Set problem: Print, exactly and completely, every entry in the data.

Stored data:
---+---
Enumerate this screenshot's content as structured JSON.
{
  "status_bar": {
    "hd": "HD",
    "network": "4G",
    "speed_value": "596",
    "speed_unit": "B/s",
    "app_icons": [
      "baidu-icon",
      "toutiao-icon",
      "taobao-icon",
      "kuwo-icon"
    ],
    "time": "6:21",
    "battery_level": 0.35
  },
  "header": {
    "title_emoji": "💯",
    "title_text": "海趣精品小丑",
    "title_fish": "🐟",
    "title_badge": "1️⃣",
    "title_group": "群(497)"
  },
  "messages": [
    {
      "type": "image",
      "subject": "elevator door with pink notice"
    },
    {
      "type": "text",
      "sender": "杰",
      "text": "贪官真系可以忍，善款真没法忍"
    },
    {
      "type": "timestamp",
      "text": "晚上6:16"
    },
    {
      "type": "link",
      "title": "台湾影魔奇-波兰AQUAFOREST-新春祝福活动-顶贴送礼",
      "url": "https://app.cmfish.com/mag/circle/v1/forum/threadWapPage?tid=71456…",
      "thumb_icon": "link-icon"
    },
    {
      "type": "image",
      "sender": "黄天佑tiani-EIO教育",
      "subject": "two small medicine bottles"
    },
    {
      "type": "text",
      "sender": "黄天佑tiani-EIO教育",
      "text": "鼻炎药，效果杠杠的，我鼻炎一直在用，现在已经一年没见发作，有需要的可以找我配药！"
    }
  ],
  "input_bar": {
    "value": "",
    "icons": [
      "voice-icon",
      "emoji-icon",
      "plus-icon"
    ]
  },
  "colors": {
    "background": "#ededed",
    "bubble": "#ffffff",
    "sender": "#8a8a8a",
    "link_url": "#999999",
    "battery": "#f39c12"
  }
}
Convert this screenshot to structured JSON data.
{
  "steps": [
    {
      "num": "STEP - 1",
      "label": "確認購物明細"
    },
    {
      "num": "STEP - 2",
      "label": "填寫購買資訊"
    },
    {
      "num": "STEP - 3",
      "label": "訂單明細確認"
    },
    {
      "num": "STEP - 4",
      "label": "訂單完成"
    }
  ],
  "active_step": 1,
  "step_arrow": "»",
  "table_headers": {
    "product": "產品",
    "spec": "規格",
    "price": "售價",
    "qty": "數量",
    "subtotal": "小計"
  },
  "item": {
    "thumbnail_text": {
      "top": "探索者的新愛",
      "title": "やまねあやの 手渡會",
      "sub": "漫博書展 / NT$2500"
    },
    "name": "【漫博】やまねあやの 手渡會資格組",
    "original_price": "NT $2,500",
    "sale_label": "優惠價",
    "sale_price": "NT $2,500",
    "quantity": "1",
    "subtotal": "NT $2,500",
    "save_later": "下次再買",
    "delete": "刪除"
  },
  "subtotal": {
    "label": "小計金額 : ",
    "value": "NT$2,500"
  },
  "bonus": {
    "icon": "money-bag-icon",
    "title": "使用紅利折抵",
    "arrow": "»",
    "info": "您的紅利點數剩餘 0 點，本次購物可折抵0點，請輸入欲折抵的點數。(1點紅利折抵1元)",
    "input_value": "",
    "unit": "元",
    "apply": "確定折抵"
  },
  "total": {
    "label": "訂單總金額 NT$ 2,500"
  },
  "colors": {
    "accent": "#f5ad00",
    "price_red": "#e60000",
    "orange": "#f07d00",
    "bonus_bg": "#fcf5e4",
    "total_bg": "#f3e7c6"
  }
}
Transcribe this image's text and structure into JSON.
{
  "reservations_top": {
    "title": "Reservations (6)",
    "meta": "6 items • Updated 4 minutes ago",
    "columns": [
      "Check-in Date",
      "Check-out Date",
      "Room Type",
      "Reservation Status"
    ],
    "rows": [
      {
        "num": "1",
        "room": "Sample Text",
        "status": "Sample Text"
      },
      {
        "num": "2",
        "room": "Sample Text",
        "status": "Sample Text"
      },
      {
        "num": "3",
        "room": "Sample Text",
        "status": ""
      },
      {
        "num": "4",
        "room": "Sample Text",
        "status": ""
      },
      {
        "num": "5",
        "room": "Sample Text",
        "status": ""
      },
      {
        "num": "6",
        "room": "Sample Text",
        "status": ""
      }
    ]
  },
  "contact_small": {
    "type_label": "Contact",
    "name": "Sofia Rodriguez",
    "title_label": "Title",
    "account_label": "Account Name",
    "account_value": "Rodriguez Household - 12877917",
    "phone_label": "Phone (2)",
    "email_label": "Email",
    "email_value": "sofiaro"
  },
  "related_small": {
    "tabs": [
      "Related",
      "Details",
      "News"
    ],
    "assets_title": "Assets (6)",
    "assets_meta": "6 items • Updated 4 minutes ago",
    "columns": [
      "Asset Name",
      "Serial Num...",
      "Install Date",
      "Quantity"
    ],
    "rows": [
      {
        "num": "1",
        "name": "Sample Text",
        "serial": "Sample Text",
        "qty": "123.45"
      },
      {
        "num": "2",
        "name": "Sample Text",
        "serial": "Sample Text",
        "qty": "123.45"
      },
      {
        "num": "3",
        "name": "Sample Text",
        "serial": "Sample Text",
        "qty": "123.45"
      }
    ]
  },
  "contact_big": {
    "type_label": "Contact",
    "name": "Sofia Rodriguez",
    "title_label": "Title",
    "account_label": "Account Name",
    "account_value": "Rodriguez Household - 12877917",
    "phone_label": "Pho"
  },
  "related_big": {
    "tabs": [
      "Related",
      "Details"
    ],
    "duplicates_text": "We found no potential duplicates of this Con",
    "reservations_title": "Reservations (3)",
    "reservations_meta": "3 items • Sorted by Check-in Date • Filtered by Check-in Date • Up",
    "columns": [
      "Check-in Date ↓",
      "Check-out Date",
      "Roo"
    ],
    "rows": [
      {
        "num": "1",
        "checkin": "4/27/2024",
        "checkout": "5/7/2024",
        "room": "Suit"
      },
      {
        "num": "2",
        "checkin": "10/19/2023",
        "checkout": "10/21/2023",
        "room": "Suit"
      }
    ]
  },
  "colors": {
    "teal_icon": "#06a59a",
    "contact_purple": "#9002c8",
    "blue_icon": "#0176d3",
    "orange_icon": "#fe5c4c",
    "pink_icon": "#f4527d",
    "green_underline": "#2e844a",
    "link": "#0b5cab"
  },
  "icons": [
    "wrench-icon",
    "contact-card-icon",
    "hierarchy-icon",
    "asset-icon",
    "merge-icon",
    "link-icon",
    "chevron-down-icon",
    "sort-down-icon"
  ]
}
---+---
Answer to the exercise:
Enumerate this screenshot's content as structured JSON.
{
  "status_bar": {
    "hd": "HD",
    "network": "4G",
    "speed_value": "596",
    "speed_unit": "B/s",
    "app_icons": [
      "baidu-icon",
      "toutiao-icon",
      "taobao-icon",
      "kuwo-icon"
    ],
    "time": "6:21",
    "battery_level": 0.35
  },
  "header": {
    "title_emoji": "💯",
    "title_text": "海趣精品小丑",
    "title_fish": "🐟",
    "title_badge": "1️⃣",
    "title_group": "群(497)"
  },
  "messages": [
    {
      "type": "image",
      "subject": "elevator door with pink notice"
    },
    {
      "type": "text",
      "sender": "杰",
      "text": "贪官真系可以忍，善款真没法忍"
    },
    {
      "type": "timestamp",
      "text": "晚上6:16"
    },
    {
      "type": "link",
      "title": "台湾影魔奇-波兰AQUAFOREST-新春祝福活动-顶贴送礼",
      "url": "https://app.cmfish.com/mag/circle/v1/forum/threadWapPage?tid=71456…",
      "thumb_icon": "link-icon"
    },
    {
      "type": "image",
      "sender": "黄天佑tiani-EIO教育",
      "subject": "two small medicine bottles"
    },
    {
      "type": "text",
      "sender": "黄天佑tiani-EIO教育",
      "text": "鼻炎药，效果杠杠的，我鼻炎一直在用，现在已经一年没见发作，有需要的可以找我配药！"
    }
  ],
  "input_bar": {
    "value": "",
    "icons": [
      "voice-icon",
      "emoji-icon",
      "plus-icon"
    ]
  },
  "colors": {
    "background": "#ededed",
    "bubble": "#ffffff",
    "sender": "#8a8a8a",
    "link_url": "#999999",
    "battery": "#f39c12"
  }
}
Convert this screenshot to structured JSON data.
{
  "steps": [
    {
      "num": "STEP - 1",
      "label": "確認購物明細"
    },
    {
      "num": "STEP - 2",
      "label": "填寫購買資訊"
    },
    {
      "num": "STEP - 3",
      "label": "訂單明細確認"
    },
    {
      "num": "STEP - 4",
      "label": "訂單完成"
    }
  ],
  "active_step": 1,
  "step_arrow": "»",
  "table_headers": {
    "product": "產品",
    "spec": "規格",
    "price": "售價",
    "qty": "數量",
    "subtotal": "小計"
  },
  "item": {
    "thumbnail_text": {
      "top": "探索者的新愛",
      "title": "やまねあやの 手渡會",
      "sub": "漫博書展 / NT$2500"
    },
    "name": "【漫博】やまねあやの 手渡會資格組",
    "original_price": "NT $2,500",
    "sale_label": "優惠價",
    "sale_price": "NT $2,500",
    "quantity": "1",
    "subtotal": "NT $2,500",
    "save_later": "下次再買",
    "delete": "刪除"
  },
  "subtotal": {
    "label": "小計金額 : ",
    "value": "NT$2,500"
  },
  "bonus": {
    "icon": "money-bag-icon",
    "title": "使用紅利折抵",
    "arrow": "»",
    "info": "您的紅利點數剩餘 0 點，本次購物可折抵0點，請輸入欲折抵的點數。(1點紅利折抵1元)",
    "input_value": "",
    "unit": "元",
    "apply": "確定折抵"
  },
  "total": {
    "label": "訂單總金額 NT$ 2,500"
  },
  "colors": {
    "accent": "#f5ad00",
    "price_red": "#e60000",
    "orange": "#f07d00",
    "bonus_bg": "#fcf5e4",
    "total_bg": "#f3e7c6"
  }
}
Transcribe this image's text and structure into JSON.
{
  "reservations_top": {
    "title": "Reservations (6)",
    "meta": "6 items • Updated 4 minutes ago",
    "columns": [
      "Check-in Date",
      "Check-out Date",
      "Room Type",
      "Reservation Status"
    ],
    "rows": [
      {
        "num": "1",
        "room": "Sample Text",
        "status": "Sample Text"
      },
      {
        "num": "2",
        "room": "Sample Text",
        "status": "Sample Text"
      },
      {
        "num": "3",
        "room": "Sample Text",
        "status": ""
      },
      {
        "num": "4",
        "room": "Sample Text",
        "status": ""
      },
      {
        "num": "5",
        "room": "Sample Text",
        "status": ""
      },
      {
        "num": "6",
        "room": "Sample Text",
        "status": ""
      }
    ]
  },
  "contact_small": {
    "type_label": "Contact",
    "name": "Sofia Rodriguez",
    "title_label": "Title",
    "account_label": "Account Name",
    "account_value": "Rodriguez Household - 12877917",
    "phone_label": "Phone (2)",
    "email_label": "Email",
    "email_value": "sofiaro"
  },
  "related_small": {
    "tabs": [
      "Related",
      "Details",
      "News"
    ],
    "assets_title": "Assets (6)",
    "assets_meta": "6 items • Updated 4 minutes ago",
    "columns": [
      "Asset Name",
      "Serial Num...",
      "Install Date",
      "Quantity"
    ],
    "rows": [
      {
        "num": "1",
        "name": "Sample Text",
        "serial": "Sample Text",
        "qty": "123.45"
      },
      {
        "num": "2",
        "name": "Sample Text",
        "serial": "Sample Text",
        "qty": "123.45"
      },
      {
        "num": "3",
        "name": "Sample Text",
        "serial": "Sample Text",
        "qty": "123.45"
      }
    ]
  },
  "contact_big": {
    "type_label": "Contact",
    "name": "Sofia Rodriguez",
    "title_label": "Title",
    "account_label": "Account Name",
    "account_value": "Rodriguez Household - 12877917",
    "phone_label": "Pho"
  },
  "related_big": {
    "tabs": [
      "Related",
      "Details"
    ],
    "duplicates_text": "We found no potential duplicates of this Con",
    "reservations_title": "Reservations (3)",
    "reservations_meta": "3 items • Sorted by Check-in Date • Filtered by Check-in Date • Up",
    "columns": [
      "Check-in Date ↓",
      "Check-out Date",
      "Roo"
    ],
    "rows": [
      {
        "num": "1",
        "checkin": "4/27/2024",
        "checkout": "5/7/2024",
        "room": "Suit"
      },
      {
        "num": "2",
        "checkin": "10/19/2023",
        "checkout": "10/21/2023",
        "room": "Suit"
      }
    ]
  },
  "colors": {
    "teal_icon": "#06a59a",
    "contact_purple": "#9002c8",
    "blue_icon": "#0176d3",
    "orange_icon": "#fe5c4c",
    "pink_icon": "#f4527d",
    "green_underline": "#2e844a",
    "link": "#0b5cab"
  },
  "icons": [
    "wrench-icon",
    "contact-card-icon",
    "hierarchy-icon",
    "asset-icon",
    "merge-icon",
    "link-icon",
    "chevron-down-icon",
    "sort-down-icon"
  ]
}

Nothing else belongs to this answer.